### Tasks to complete:
1. In the SQL forum thread, how many records does "Select top 80 percent * from <sometable>" return for the nine-record table shown?
2. Carry on the SQL forum thread from the point where it stops.

December 29, 2011 at 8:00 am
I tried function top 80 percent i sorted desd, but it still get some unwanted records.
6020%
5017%
5017%
4515%
3010%80%
258%
155%
103%
103%
total 295100%
i can do in Excel, i need to use all records >=80 percent and other just deleted. any good advice how to do inSQL 2008? thanks
December 29, 2011 at 8:41 am
Select top 80 percent * from <sometable>
will get you 80 percent of the total number of records. Since you have 9 records in the table you show, it returns the top 8 records in your code.
If you want to get the top 80% of a cumulative sum of a numeric field, you have to do something like this (assuming you want them ordered in descending order):
--Create data
select * into databkup.dbo.testtbl
from (
select 60 [num] union all
select 50 [num] union all
select 50 [num] union all
select 45 [num] union all
select 30 [num] union all
select 25 [num] union all
select 15 [num] union all
select 10 [num] union all
select 10 [num]
) num
--Start code
;with cumsum as
(
select num, ROW_NUMBER() over (order by num desc) id
from testtbl
)

### Material supplied:
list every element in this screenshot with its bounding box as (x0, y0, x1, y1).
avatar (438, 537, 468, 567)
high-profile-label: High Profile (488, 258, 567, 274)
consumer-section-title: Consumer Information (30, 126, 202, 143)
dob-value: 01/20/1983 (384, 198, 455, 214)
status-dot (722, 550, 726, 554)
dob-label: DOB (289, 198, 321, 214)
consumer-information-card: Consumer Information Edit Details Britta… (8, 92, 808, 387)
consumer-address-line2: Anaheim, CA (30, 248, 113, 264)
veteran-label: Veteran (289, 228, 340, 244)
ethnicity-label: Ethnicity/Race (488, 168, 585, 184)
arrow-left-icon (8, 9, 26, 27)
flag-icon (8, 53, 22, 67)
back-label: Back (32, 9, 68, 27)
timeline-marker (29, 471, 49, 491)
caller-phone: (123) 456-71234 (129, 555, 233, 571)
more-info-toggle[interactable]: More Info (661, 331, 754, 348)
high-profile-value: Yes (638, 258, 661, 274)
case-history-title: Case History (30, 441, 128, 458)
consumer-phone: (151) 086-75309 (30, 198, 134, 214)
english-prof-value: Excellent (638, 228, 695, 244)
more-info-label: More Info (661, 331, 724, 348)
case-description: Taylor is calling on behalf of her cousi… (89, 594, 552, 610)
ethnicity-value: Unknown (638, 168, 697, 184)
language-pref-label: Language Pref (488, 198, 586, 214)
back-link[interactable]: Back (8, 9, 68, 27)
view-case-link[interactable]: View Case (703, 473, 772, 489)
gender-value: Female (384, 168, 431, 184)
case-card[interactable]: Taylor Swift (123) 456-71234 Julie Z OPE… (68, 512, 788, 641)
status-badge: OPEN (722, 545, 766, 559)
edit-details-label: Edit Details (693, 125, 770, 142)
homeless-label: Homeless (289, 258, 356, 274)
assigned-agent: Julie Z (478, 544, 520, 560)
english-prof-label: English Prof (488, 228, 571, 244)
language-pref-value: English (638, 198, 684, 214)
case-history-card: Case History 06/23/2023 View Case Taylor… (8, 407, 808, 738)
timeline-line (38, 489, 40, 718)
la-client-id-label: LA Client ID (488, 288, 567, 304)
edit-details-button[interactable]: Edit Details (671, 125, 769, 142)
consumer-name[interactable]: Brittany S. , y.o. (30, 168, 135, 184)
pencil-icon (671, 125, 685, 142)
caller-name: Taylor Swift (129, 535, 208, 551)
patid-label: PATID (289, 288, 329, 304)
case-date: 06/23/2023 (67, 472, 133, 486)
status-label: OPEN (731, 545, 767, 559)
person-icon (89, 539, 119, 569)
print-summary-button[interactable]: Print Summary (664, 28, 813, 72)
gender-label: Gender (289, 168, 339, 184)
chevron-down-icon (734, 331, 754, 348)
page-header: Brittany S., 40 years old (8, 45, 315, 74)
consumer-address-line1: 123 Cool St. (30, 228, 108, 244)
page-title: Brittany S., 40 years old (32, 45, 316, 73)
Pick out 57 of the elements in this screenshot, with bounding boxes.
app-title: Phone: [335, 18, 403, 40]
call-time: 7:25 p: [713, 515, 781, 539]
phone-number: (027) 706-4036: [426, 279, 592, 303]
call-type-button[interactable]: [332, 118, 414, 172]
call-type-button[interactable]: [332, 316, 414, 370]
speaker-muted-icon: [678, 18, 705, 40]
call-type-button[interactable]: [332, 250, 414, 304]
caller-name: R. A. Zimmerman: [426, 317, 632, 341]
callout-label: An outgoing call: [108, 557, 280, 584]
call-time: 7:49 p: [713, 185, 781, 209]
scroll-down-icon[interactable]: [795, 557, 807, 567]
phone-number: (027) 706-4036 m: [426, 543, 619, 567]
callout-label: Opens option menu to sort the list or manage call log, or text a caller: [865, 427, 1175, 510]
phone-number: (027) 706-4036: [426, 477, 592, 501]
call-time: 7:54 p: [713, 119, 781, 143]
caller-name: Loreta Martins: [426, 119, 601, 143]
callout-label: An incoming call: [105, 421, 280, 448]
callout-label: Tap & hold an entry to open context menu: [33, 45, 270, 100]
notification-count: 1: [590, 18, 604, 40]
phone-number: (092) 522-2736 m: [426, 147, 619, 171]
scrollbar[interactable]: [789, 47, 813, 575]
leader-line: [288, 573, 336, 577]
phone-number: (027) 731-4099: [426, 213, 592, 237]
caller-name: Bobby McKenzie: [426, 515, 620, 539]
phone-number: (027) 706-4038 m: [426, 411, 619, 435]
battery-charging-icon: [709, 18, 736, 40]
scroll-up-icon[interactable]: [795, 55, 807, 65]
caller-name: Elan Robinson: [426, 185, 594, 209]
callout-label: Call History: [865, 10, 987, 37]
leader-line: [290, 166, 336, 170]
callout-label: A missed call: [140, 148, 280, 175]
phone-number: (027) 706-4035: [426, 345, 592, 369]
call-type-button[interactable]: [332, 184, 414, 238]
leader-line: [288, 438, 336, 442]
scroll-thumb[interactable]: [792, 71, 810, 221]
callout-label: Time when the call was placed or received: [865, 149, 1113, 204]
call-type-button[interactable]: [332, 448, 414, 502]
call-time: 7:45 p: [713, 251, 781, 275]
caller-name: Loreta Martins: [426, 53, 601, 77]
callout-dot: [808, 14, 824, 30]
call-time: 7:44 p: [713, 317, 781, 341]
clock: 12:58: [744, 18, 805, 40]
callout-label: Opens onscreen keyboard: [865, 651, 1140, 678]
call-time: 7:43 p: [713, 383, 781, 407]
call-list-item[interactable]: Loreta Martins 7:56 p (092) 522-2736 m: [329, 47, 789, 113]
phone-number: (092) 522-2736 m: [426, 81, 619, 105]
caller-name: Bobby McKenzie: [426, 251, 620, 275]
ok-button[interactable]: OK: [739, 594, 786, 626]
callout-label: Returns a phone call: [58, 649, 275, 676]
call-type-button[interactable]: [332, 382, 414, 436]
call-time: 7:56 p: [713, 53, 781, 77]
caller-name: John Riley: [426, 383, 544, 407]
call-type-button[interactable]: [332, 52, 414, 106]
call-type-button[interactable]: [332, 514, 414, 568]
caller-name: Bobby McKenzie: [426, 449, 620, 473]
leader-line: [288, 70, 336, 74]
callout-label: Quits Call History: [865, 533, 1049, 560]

### Task-by-task answers:
1. The top 8 records.

2.
select c1.num, SUM(c2.num) csum from cumsum c1
join cumsum c2 on c1.id >= c2.id
group by c1.id, c1.num
having SUM(c2.num) <= .8 * (select SUM(num) from testtbl)
order by c1.num desc
December 29, 2011 at 9:04 am
I want to get the top 80% of a cumulative sum of a numeric field. Thanks but i have more than 1 mln rows and i am newbees. i am looking for something more simple.
thanks
December 29, 2011 at 9:09 am
roryp 96873 (12/29/2011)
If you want to get the top 80% of a cumulative sum of a numeric field, you have to do something like this (assuming you want them ordered in descending order):
--Create data
select * into databkup.dbo.testtbl
from (
select 60 [num] union all
select 50 [num] union all
select 50 [num] union all
select 45 [num] union all
select 30 [num] union all
select 25 [num] union all
select 15 [num] union all
select 10 [num] union all
select 10 [num]
) num
--Start code
;with cumsum as
(
select num, ROW_NUMBER() over (order by num desc) id
from testtbl
)
select c1.num, SUM(c2.num) csum from cumsum c1
join cumsum c2 on c1.id >= c2.id
group by c1.id, c1.num
having SUM(c2.num) <= .8 * (select SUM(num) from testtbl)
order by c1.num desc
This uses a triangular join which grows geometrically and will quickly grind your server to halt. For a much better approach to calculating running totals read Jeff Moden's article Solving the Running Total and Ordinal Rank Problems (Rewritten)[/url]. Be sure to read all of the warnings and the discussion for the article as well.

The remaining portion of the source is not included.